Direction =>
In the listing below, locate the lines bearing the word "xlabel". Copy every one of them.

Records from a collection of figures:
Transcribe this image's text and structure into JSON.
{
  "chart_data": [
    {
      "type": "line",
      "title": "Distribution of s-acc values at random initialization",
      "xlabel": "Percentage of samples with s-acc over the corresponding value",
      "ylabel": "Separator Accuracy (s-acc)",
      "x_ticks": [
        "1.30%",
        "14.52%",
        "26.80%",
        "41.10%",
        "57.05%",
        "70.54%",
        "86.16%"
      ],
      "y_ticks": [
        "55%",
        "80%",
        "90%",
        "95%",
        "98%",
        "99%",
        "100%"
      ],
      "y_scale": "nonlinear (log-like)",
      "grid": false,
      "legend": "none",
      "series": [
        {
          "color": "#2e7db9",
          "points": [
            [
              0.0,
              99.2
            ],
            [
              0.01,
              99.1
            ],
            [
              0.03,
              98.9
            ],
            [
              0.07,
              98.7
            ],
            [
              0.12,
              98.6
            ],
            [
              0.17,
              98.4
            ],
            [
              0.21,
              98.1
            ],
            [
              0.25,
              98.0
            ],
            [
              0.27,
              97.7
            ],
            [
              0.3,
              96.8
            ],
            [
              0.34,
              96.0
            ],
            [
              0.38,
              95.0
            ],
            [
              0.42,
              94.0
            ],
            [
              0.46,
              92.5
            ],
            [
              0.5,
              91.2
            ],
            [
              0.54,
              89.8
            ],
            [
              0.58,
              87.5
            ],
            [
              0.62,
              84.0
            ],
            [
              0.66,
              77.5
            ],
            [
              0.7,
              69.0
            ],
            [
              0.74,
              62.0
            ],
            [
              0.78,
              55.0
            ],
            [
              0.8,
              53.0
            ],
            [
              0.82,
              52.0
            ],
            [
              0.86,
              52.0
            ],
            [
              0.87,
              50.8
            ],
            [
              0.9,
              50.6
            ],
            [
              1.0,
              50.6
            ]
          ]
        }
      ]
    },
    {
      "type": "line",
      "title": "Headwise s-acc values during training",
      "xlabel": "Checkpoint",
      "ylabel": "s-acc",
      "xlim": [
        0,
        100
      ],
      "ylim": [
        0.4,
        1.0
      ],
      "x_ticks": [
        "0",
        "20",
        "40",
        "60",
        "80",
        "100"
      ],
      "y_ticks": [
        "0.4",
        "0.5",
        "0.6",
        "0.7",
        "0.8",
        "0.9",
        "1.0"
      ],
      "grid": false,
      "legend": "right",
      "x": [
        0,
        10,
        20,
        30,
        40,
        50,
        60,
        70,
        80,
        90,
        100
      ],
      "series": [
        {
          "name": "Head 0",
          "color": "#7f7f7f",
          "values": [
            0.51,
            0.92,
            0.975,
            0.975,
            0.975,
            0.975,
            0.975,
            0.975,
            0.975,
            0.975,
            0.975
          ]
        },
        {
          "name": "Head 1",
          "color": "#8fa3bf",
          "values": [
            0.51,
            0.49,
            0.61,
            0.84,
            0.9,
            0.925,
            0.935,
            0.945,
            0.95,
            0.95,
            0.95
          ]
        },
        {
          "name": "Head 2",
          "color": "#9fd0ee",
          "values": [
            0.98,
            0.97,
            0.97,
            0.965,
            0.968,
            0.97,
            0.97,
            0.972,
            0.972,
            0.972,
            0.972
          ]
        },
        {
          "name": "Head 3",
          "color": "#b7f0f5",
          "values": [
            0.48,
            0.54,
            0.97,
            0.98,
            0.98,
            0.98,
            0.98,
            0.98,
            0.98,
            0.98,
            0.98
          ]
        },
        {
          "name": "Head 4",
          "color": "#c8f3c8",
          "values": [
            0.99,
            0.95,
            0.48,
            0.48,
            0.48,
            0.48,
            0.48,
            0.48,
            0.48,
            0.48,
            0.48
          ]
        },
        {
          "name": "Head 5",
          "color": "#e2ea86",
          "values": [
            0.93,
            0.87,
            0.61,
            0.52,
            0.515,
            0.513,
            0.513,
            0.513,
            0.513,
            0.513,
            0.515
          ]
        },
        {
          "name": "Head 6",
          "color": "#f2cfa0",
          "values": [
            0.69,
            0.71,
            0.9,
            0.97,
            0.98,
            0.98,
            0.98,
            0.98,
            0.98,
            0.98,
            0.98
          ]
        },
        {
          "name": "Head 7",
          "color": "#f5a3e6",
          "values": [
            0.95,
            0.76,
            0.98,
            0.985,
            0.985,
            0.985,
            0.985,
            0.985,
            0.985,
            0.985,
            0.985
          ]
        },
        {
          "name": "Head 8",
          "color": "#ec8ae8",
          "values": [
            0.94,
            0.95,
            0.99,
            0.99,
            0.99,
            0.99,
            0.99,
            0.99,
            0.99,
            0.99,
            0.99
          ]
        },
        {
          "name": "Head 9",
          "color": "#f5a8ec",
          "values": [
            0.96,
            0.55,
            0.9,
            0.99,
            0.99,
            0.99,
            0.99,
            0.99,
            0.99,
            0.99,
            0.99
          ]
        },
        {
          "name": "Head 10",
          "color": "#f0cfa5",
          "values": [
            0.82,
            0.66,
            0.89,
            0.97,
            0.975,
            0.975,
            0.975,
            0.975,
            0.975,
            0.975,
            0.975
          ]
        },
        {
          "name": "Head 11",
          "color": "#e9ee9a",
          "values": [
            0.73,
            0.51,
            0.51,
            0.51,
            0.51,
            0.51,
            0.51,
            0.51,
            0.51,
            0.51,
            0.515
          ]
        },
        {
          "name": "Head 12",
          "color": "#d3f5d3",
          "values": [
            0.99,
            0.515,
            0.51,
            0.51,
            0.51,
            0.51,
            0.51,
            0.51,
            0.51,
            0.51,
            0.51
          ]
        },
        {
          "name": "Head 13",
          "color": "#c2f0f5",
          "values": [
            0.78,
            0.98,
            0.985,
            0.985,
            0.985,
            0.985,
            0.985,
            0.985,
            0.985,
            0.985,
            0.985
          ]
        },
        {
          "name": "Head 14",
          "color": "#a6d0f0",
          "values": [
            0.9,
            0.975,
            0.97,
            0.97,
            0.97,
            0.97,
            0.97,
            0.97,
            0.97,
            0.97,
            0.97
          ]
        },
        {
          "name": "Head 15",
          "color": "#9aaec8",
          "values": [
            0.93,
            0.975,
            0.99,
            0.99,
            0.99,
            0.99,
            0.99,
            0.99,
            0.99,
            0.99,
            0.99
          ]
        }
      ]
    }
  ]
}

Expected output =>
      "xlabel": "Percentage of samples with s-acc over the corresponding value",
      "xlabel": "Checkpoint",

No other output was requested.